▶ _Given exercise_
Retype everything in the listing, leaving each line exactly as it is.
________________________________________
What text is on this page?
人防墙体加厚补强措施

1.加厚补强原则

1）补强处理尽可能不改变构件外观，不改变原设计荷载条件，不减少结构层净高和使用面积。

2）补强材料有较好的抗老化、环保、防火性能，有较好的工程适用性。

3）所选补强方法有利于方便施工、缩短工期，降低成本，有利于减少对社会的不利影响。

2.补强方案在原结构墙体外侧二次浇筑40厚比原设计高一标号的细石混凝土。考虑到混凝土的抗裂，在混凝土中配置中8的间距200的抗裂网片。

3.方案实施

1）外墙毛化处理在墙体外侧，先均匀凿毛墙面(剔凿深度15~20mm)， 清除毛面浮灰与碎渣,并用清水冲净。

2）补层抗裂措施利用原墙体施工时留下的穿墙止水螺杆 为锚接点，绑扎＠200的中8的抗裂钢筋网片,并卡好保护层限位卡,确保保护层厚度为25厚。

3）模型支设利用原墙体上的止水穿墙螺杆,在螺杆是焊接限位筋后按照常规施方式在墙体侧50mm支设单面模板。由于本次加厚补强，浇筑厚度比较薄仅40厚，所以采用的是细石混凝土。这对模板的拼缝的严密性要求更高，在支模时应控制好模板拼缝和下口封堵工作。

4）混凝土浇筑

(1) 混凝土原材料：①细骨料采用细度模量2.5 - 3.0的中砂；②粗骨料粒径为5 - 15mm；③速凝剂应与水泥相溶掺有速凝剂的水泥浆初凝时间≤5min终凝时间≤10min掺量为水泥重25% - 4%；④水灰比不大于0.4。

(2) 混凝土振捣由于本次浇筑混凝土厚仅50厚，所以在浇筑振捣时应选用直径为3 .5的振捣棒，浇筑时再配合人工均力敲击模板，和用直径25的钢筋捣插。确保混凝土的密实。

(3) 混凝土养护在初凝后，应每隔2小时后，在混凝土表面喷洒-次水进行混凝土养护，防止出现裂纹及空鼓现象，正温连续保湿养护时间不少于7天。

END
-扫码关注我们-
________________________________________
▶ _The completed task_
What text is on this page?
人防墙体加厚补强措施

1.加厚补强原则

1）补强处理尽可能不改变构件外观，不改变原设计荷载条件，不减少结构层净高和使用面积。

2）补强材料有较好的抗老化、环保、防火性能，有较好的工程适用性。

3）所选补强方法有利于方便施工、缩短工期，降低成本，有利于减少对社会的不利影响。

2.补强方案在原结构墙体外侧二次浇筑40厚比原设计高一标号的细石混凝土。考虑到混凝土的抗裂，在混凝土中配置中8的间距200的抗裂网片。

3.方案实施

1）外墙毛化处理在墙体外侧，先均匀凿毛墙面(剔凿深度15~20mm)， 清除毛面浮灰与碎渣,并用清水冲净。

2）补层抗裂措施利用原墙体施工时留下的穿墙止水螺杆 为锚接点，绑扎＠200的中8的抗裂钢筋网片,并卡好保护层限位卡,确保保护层厚度为25厚。

3）模型支设利用原墙体上的止水穿墙螺杆,在螺杆是焊接限位筋后按照常规施方式在墙体侧50mm支设单面模板。由于本次加厚补强，浇筑厚度比较薄仅40厚，所以采用的是细石混凝土。这对模板的拼缝的严密性要求更高，在支模时应控制好模板拼缝和下口封堵工作。

4）混凝土浇筑

(1) 混凝土原材料：①细骨料采用细度模量2.5 - 3.0的中砂；②粗骨料粒径为5 - 15mm；③速凝剂应与水泥相溶掺有速凝剂的水泥浆初凝时间≤5min终凝时间≤10min掺量为水泥重25% - 4%；④水灰比不大于0.4。

(2) 混凝土振捣由于本次浇筑混凝土厚仅50厚，所以在浇筑振捣时应选用直径为3 .5的振捣棒，浇筑时再配合人工均力敲击模板，和用直径25的钢筋捣插。确保混凝土的密实。

(3) 混凝土养护在初凝后，应每隔2小时后，在混凝土表面喷洒-次水进行混凝土养护，防止出现裂纹及空鼓现象，正温连续保湿养护时间不少于7天。

END
-扫码关注我们-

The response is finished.